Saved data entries
* * * * * * *

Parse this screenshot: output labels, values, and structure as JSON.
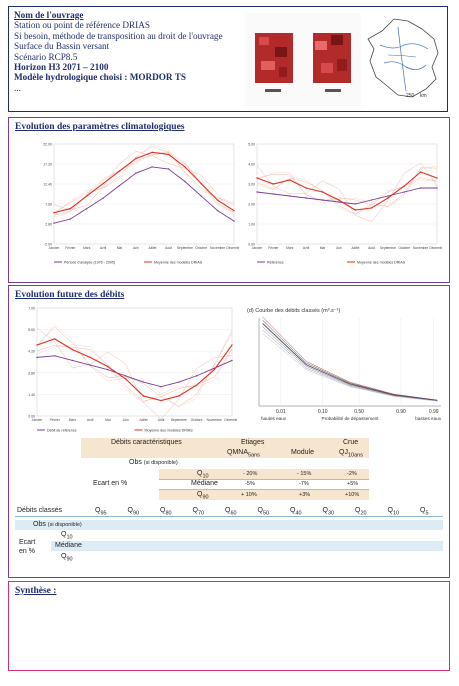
{
  "header": {
    "lines": [
      "Nom de l'ouvrage",
      "Station ou point de référence DRIAS",
      "Si besoin, méthode de transposition au droit de l'ouvrage",
      "Surface du Bassin versant",
      "Scénario RCP8.5",
      "Horizon H3 2071 – 2100",
      "Modèle hydrologique choisi : MORDOR TS",
      "..."
    ],
    "scale_label": "250",
    "scale_unit": "km"
  },
  "sections": {
    "climate": "Evolution des paramètres climatologiques",
    "flows": "Evolution future des débits",
    "synthesis": "Synthèse :"
  },
  "chart_data": [
    {
      "type": "line",
      "title": "",
      "x": [
        "Janvier",
        "Février",
        "Mars",
        "Avril",
        "Mai",
        "Juin",
        "Juillet",
        "Août",
        "Septembre",
        "Octobre",
        "Novembre",
        "Décembre"
      ],
      "ylim": [
        -2,
        22
      ],
      "series": [
        {
          "name": "Période d'analyse (1976 - 2005)",
          "values": [
            3.0,
            4.0,
            6.5,
            9.0,
            12.0,
            15.0,
            16.5,
            16.0,
            13.0,
            9.5,
            6.0,
            3.5
          ]
        },
        {
          "name": "Moyenne des modèles DRIAS",
          "values": [
            5.5,
            6.5,
            9.5,
            12.5,
            15.5,
            18.5,
            20.0,
            19.5,
            16.5,
            12.5,
            8.5,
            6.0
          ]
        }
      ]
    },
    {
      "type": "line",
      "title": "",
      "x": [
        "Janvier",
        "Février",
        "Mars",
        "Avril",
        "Mai",
        "Juin",
        "Juillet",
        "Août",
        "Septembre",
        "Octobre",
        "Novembre",
        "Décembre"
      ],
      "ylim": [
        0,
        5
      ],
      "series": [
        {
          "name": "Référence",
          "values": [
            2.6,
            2.5,
            2.4,
            2.3,
            2.2,
            2.1,
            2.0,
            2.2,
            2.4,
            2.6,
            2.8,
            2.8
          ]
        },
        {
          "name": "Moyenne des modèles DRIAS",
          "values": [
            3.3,
            3.0,
            3.2,
            2.8,
            2.6,
            2.2,
            1.7,
            1.8,
            2.3,
            2.9,
            3.6,
            3.3
          ]
        }
      ]
    },
    {
      "type": "line",
      "title": "",
      "x": [
        "Janvier",
        "Février",
        "Mars",
        "Avril",
        "Mai",
        "Juin",
        "Juillet",
        "Août",
        "Septembre",
        "Octobre",
        "Novembre",
        "Décembre"
      ],
      "ylim": [
        0,
        7
      ],
      "series": [
        {
          "name": "Débit de référence",
          "values": [
            3.8,
            3.9,
            3.6,
            3.3,
            3.0,
            2.6,
            2.2,
            1.9,
            2.2,
            2.6,
            3.1,
            3.6
          ]
        },
        {
          "name": "Moyenne des modèles DRIAS",
          "values": [
            4.6,
            5.0,
            4.3,
            3.8,
            3.2,
            2.4,
            1.3,
            1.0,
            1.3,
            2.0,
            3.0,
            4.6
          ]
        }
      ]
    },
    {
      "type": "line",
      "title": "(d) Courbe des débits classés (m³.s⁻¹)",
      "x": [
        0.01,
        0.1,
        0.5,
        0.9,
        0.99
      ],
      "xlabel_left": "hautes eaux",
      "xlabel_mid": "Probabilité de dépassement",
      "xlabel_right": "basses eaux",
      "series": [
        {
          "name": "",
          "values": [
            150,
            75,
            40,
            20,
            10
          ]
        }
      ]
    }
  ],
  "table1": {
    "col_headers": [
      "Débits caractéristiques",
      "Etiages",
      "Crue"
    ],
    "sub_headers": [
      "QMNA5ans",
      "Module",
      "QJ10ans"
    ],
    "obs_label": "Obs",
    "obs_note": "(si disponible)",
    "ecart_label": "Ecart en %",
    "rows": [
      {
        "label": "Q10",
        "values": [
          "- 20%",
          "- 15%",
          "-2%"
        ]
      },
      {
        "label": "Médiane",
        "values": [
          "-5%",
          "-7%",
          "+5%"
        ]
      },
      {
        "label": "Q90",
        "values": [
          "+ 10%",
          "+3%",
          "+10%"
        ]
      }
    ]
  },
  "table2": {
    "header_label": "Débits classés",
    "columns": [
      "Q95",
      "Q90",
      "Q80",
      "Q70",
      "Q60",
      "Q50",
      "Q40",
      "Q30",
      "Q20",
      "Q10",
      "Q5"
    ],
    "obs_label": "Obs",
    "obs_note": "(si disponible)",
    "ecart_label": "Ecart en %",
    "rows": [
      "Q10",
      "Médiane",
      "Q90"
    ]
  },
  "colors": {
    "navy": "#1f2d6b",
    "purple": "#7a3c94",
    "pink": "#c8327a",
    "red": "#e03020",
    "table_orange": "#f7e6cf",
    "table_blue": "#dcebf4"
  }
}
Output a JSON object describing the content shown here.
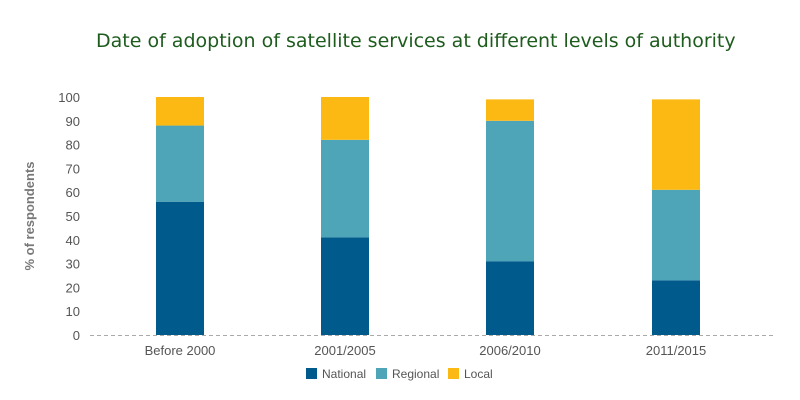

* * * * * * *

#### SHORT TASK:
Search the preceding listing for the word "name" and pull out every line that holds it.

#### RESPONSE TO THIS EXERCISE:
          "name": "Période d'analyse (1976 - 2005)",
          "name": "Moyenne des modèles DRIAS",
          "name": "Référence",
          "name": "Moyenne des modèles DRIAS",
          "name": "Débit de référence",
          "name": "Moyenne des modèles DRIAS",
          "name": "",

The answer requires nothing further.